**Task description**
Output every entry exactly as written, skipping any pictures.

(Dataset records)
* Start *

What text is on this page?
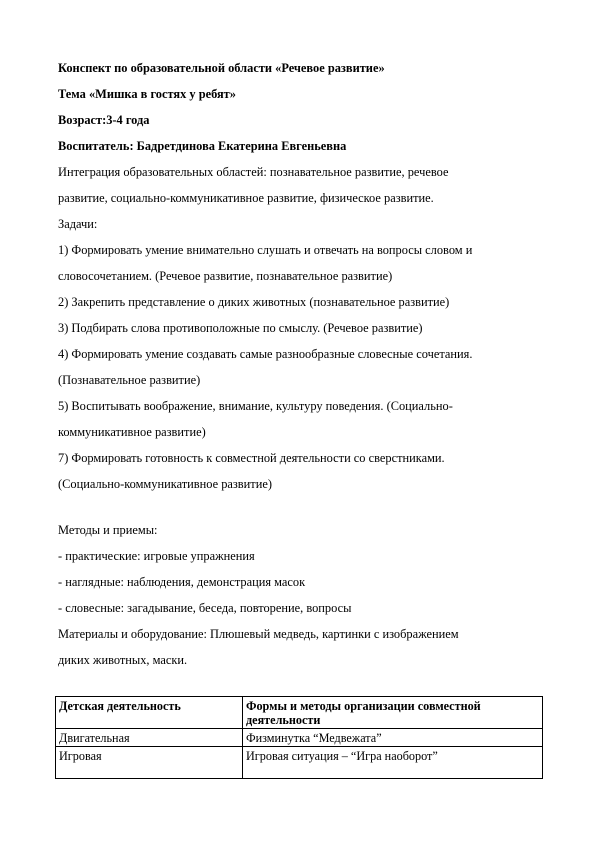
Конспект по образовательной области «Речевое развитие»
Тема «Мишка в гостях у ребят»
Возраст:3-4 года
Воспитатель: Бадретдинова Екатерина Евгеньевна
Интеграция образовательных областей: познавательное развитие, речевое
развитие, социально-коммуникативное развитие, физическое развитие.
Задачи:
1) Формировать умение внимательно слушать и отвечать на вопросы словом и
словосочетанием. (Речевое развитие, познавательное развитие)
2) Закрепить представление о диких животных (познавательное развитие)
3) Подбирать слова противоположные по смыслу. (Речевое развитие)
4) Формировать умение создавать самые разнообразные словесные сочетания.
(Познавательное развитие)
5) Воспитывать воображение, внимание, культуру поведения. (Социально-
коммуникативное развитие)
7) Формировать готовность к совместной деятельности со сверстниками.
(Социально-коммуникативное развитие)
Методы и приемы:
- практические: игровые упражнения
- наглядные: наблюдения, демонстрация масок
- словесные: загадывание, беседа, повторение, вопросы
Материалы и оборудование: Плюшевый медведь, картинки с изображением
диких животных, маски.
Детская деятельность	Формы и методы организации совместной
деятельности

Двигательная	Физминутка “Медвежата”
Игровая	Игровая ситуация – “Игра наоборот”
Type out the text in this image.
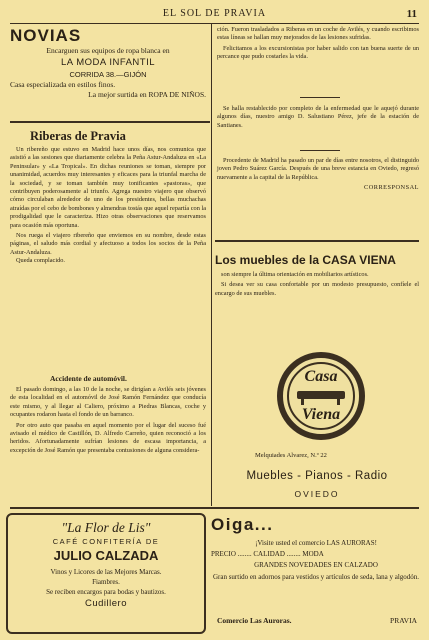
EL SOL DE PRAVIA	11
NOVIAS
Encarguen sus equipos de ropa blanca en
LA MODA INFANTIL
CORRIDA 38.—GIJÓN
Casa especializada en estilos finos.
La mejor surtida en ROPA DE NIÑOS.
Riberas de Pravia
Un ribereño que estuvo en Madrid hace unos días, nos comunica que asistió a las sesiones que diariamente celebra la Peña Astur-Andaluza en «La Peninsular» y «La Tropical». En dichas reuniones se toman, siempre por unanimidad, acuerdos muy interesantes y eficaces para la triunfal marcha de la sociedad, y se toman también muy tonificantes «pastoras», que contribuyen poderosamente al triunfo. Agrega nuestro viajero que observó cómo circulaban alrededor de uno de los presidentes, bellas muchachas atraídas por el cebo de bombones y almendras tostás que aquel repartía con la prodigalidad que le caracteriza. Hizo otras observaciones que reservamos para ocasión más oportuna.
Nos ruega el viajero ribereño que enviemos en su nombre, desde estas páginas, el saludo más cordial y afectuoso a todos los socios de la Peña Astur-Andaluza.
Queda complacido.
Accidente de automóvil.
El pasado domingo, a las 10 de la noche, se dirigían a Avilés seis jóvenes de esta localidad en el automóvil de José Ramón Fernández que conducía este mismo, y al llegar al Caliero, próximo a Piedras Blancas, coche y ocupantes rodaron hasta el fondo de un barranco.
Por otro auto que pasaba en aquel momento por el lugar del suceso fué avisado el médico de Castillón, D. Alfredo Carreño, quien reconoció a los heridos. Afortunadamente sufrían lesiones de escasa importancia, a excepción de José Ramón que presentaba contusiones de alguna considera-
ción. Fueron trasladados a Riberas en un coche de Avilés, y cuando escribimos estas líneas se hallan muy mejorados de las lesiones sufridas.
Felicitamos a los excursionistas por haber salido con tan buena suerte de un percance que pudo costarles la vida.
Se halla restablecido por completo de la enfermedad que le aquejó durante algunos días, nuestro amigo D. Salustiano Pérez, jefe de la estación de Santianes.
Procedente de Madrid ha pasado un par de días entre nosotros, el distinguido joven Pedro Suárez García. Después de una breve estancia en Oviedo, regresó nuevamente a la capital de la República.
CORRESPONSAL
Los muebles de la CASA VIENA
son siempre la última orientación en mobiliarios artísticos.
Si desea ver su casa confortable por un modesto presupuesto, confíele el encargo de sus muebles.
Casa
Viena
Melquiades Alvarez, N.º 22
Muebles - Pianos - Radio
OVIEDO
"La Flor de Lis"
CAFÉ CONFITERÍA DE
JULIO CALZADA
Vinos y Licores de las Mejores Marcas.
Fiambres.
Se reciben encargos para bodas y bautizos.
Cudillero
Oiga...
¡Visite usted el comercio LAS AURORAS!
PRECIO ........ CALIDAD ........ MODA
GRANDES NOVEDADES EN CALZADO
Gran surtido en adornos para vestidos y artículos de seda, lana y algodón.
Comercio Las Auroras.	PRAVIA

* End *

**Answer to this exercise**
What text is on this page?
Конспект по образовательной области «Речевое развитие»
Тема «Мишка в гостях у ребят»
Возраст:3-4 года
Воспитатель: Бадретдинова Екатерина Евгеньевна
Интеграция образовательных областей: познавательное развитие, речевое
развитие, социально-коммуникативное развитие, физическое развитие.
Задачи:
1) Формировать умение внимательно слушать и отвечать на вопросы словом и
словосочетанием. (Речевое развитие, познавательное развитие)
2) Закрепить представление о диких животных (познавательное развитие)
3) Подбирать слова противоположные по смыслу. (Речевое развитие)
4) Формировать умение создавать самые разнообразные словесные сочетания.
(Познавательное развитие)
5) Воспитывать воображение, внимание, культуру поведения. (Социально-
коммуникативное развитие)
7) Формировать готовность к совместной деятельности со сверстниками.
(Социально-коммуникативное развитие)
Методы и приемы:
- практические: игровые упражнения
- наглядные: наблюдения, демонстрация масок
- словесные: загадывание, беседа, повторение, вопросы
Материалы и оборудование: Плюшевый медведь, картинки с изображением
диких животных, маски.
Детская деятельность	Формы и методы организации совместной
деятельности

Двигательная	Физминутка “Медвежата”
Игровая	Игровая ситуация – “Игра наоборот”
Type out the text in this image.
EL SOL DE PRAVIA	11
NOVIAS
Encarguen sus equipos de ropa blanca en
LA MODA INFANTIL
CORRIDA 38.—GIJÓN
Casa especializada en estilos finos.
La mejor surtida en ROPA DE NIÑOS.
Riberas de Pravia
Un ribereño que estuvo en Madrid hace unos días, nos comunica que asistió a las sesiones que diariamente celebra la Peña Astur-Andaluza en «La Peninsular» y «La Tropical». En dichas reuniones se toman, siempre por unanimidad, acuerdos muy interesantes y eficaces para la triunfal marcha de la sociedad, y se toman también muy tonificantes «pastoras», que contribuyen poderosamente al triunfo. Agrega nuestro viajero que observó cómo circulaban alrededor de uno de los presidentes, bellas muchachas atraídas por el cebo de bombones y almendras tostás que aquel repartía con la prodigalidad que le caracteriza. Hizo otras observaciones que reservamos para ocasión más oportuna.
Nos ruega el viajero ribereño que enviemos en su nombre, desde estas páginas, el saludo más cordial y afectuoso a todos los socios de la Peña Astur-Andaluza.
Queda complacido.
Accidente de automóvil.
El pasado domingo, a las 10 de la noche, se dirigían a Avilés seis jóvenes de esta localidad en el automóvil de José Ramón Fernández que conducía este mismo, y al llegar al Caliero, próximo a Piedras Blancas, coche y ocupantes rodaron hasta el fondo de un barranco.
Por otro auto que pasaba en aquel momento por el lugar del suceso fué avisado el médico de Castillón, D. Alfredo Carreño, quien reconoció a los heridos. Afortunadamente sufrían lesiones de escasa importancia, a excepción de José Ramón que presentaba contusiones de alguna considera-
ción. Fueron trasladados a Riberas en un coche de Avilés, y cuando escribimos estas líneas se hallan muy mejorados de las lesiones sufridas.
Felicitamos a los excursionistas por haber salido con tan buena suerte de un percance que pudo costarles la vida.
Se halla restablecido por completo de la enfermedad que le aquejó durante algunos días, nuestro amigo D. Salustiano Pérez, jefe de la estación de Santianes.
Procedente de Madrid ha pasado un par de días entre nosotros, el distinguido joven Pedro Suárez García. Después de una breve estancia en Oviedo, regresó nuevamente a la capital de la República.
CORRESPONSAL
Los muebles de la CASA VIENA
son siempre la última orientación en mobiliarios artísticos.
Si desea ver su casa confortable por un modesto presupuesto, confíele el encargo de sus muebles.
Casa
Viena
Melquiades Alvarez, N.º 22
Muebles - Pianos - Radio
OVIEDO
"La Flor de Lis"
CAFÉ CONFITERÍA DE
JULIO CALZADA
Vinos y Licores de las Mejores Marcas.
Fiambres.
Se reciben encargos para bodas y bautizos.
Cudillero
Oiga...
¡Visite usted el comercio LAS AURORAS!
PRECIO ........ CALIDAD ........ MODA
GRANDES NOVEDADES EN CALZADO
Gran surtido en adornos para vestidos y artículos de seda, lana y algodón.
Comercio Las Auroras.	PRAVIA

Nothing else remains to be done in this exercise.